# YOUR INSTRUCTIONS
Lines that include the word "Last" are the ones to copy.

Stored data
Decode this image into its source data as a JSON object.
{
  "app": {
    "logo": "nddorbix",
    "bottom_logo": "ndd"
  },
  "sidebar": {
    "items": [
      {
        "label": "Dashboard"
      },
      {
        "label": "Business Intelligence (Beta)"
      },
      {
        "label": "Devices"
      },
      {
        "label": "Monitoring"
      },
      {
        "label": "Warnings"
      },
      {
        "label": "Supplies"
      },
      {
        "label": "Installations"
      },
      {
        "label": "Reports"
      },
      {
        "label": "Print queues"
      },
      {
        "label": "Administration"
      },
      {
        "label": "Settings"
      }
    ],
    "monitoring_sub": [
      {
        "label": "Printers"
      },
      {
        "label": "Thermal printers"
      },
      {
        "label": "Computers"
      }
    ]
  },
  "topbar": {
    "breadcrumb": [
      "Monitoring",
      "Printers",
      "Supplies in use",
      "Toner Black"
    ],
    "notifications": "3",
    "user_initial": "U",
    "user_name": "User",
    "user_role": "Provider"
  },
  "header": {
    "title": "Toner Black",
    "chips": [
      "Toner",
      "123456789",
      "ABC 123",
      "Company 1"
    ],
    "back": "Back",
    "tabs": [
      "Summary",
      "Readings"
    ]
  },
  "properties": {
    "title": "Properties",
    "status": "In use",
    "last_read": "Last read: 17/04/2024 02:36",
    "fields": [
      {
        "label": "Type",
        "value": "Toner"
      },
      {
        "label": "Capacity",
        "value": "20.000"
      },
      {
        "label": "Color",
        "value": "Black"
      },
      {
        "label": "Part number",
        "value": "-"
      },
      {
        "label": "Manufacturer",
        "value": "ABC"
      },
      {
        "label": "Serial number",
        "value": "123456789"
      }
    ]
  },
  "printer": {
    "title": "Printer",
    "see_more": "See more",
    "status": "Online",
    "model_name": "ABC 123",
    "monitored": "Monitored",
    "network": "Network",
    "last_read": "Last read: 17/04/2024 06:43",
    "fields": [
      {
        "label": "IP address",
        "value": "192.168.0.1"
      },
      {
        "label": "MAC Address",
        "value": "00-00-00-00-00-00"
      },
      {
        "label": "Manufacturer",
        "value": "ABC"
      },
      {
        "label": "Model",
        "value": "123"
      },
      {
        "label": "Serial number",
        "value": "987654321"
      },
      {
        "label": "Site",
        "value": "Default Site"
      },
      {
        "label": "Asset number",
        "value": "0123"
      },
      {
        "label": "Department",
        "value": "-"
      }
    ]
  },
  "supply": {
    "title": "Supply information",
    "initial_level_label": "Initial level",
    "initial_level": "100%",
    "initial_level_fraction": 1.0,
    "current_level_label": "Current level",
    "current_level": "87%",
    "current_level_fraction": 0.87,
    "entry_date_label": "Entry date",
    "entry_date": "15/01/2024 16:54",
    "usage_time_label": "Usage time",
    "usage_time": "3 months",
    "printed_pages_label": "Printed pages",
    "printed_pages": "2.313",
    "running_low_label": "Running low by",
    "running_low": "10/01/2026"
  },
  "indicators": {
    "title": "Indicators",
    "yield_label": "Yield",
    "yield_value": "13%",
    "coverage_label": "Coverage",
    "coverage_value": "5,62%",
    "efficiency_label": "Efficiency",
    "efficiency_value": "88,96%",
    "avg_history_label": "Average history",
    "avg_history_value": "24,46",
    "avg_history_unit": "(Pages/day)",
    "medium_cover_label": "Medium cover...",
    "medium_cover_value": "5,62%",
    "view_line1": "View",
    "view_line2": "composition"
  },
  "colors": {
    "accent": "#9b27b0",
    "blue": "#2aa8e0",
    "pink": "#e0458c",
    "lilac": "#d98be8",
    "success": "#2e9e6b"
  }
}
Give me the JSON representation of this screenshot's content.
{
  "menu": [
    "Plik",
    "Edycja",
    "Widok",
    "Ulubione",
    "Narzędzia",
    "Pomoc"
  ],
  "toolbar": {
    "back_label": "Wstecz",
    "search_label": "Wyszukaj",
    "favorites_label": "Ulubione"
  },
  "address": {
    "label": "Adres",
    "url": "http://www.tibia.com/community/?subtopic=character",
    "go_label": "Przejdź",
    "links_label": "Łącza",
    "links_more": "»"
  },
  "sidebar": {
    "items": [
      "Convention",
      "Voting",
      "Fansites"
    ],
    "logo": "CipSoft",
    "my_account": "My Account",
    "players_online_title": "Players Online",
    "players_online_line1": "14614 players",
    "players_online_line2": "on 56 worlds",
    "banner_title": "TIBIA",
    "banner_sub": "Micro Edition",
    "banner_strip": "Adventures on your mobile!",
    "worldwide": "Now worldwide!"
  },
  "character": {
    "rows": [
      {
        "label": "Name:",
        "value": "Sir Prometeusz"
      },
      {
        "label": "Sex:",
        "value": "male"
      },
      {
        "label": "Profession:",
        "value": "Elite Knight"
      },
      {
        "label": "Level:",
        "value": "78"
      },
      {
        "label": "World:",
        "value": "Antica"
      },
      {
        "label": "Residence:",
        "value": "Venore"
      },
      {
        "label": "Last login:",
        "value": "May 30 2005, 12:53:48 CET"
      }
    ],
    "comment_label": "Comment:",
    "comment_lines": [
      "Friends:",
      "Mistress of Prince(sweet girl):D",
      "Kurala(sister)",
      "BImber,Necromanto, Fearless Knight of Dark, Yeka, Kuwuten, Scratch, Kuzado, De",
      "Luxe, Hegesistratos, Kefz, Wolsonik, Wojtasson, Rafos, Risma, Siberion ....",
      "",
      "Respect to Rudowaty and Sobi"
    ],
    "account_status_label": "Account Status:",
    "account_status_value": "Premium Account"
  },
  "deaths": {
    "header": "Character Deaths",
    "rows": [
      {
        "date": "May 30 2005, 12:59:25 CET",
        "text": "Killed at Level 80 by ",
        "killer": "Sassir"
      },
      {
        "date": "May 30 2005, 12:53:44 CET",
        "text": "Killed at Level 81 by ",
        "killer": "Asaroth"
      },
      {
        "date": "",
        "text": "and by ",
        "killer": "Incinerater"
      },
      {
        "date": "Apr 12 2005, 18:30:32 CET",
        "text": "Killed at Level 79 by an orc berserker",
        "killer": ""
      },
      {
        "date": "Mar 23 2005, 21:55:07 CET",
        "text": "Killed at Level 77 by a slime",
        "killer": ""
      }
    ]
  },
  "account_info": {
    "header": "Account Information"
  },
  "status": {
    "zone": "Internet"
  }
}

# EXERCISE OUTPUT
    "last_read": "Last read: 17/04/2024 02:36",
    "last_read": "Last read: 17/04/2024 06:43",
        "label": "Last login:",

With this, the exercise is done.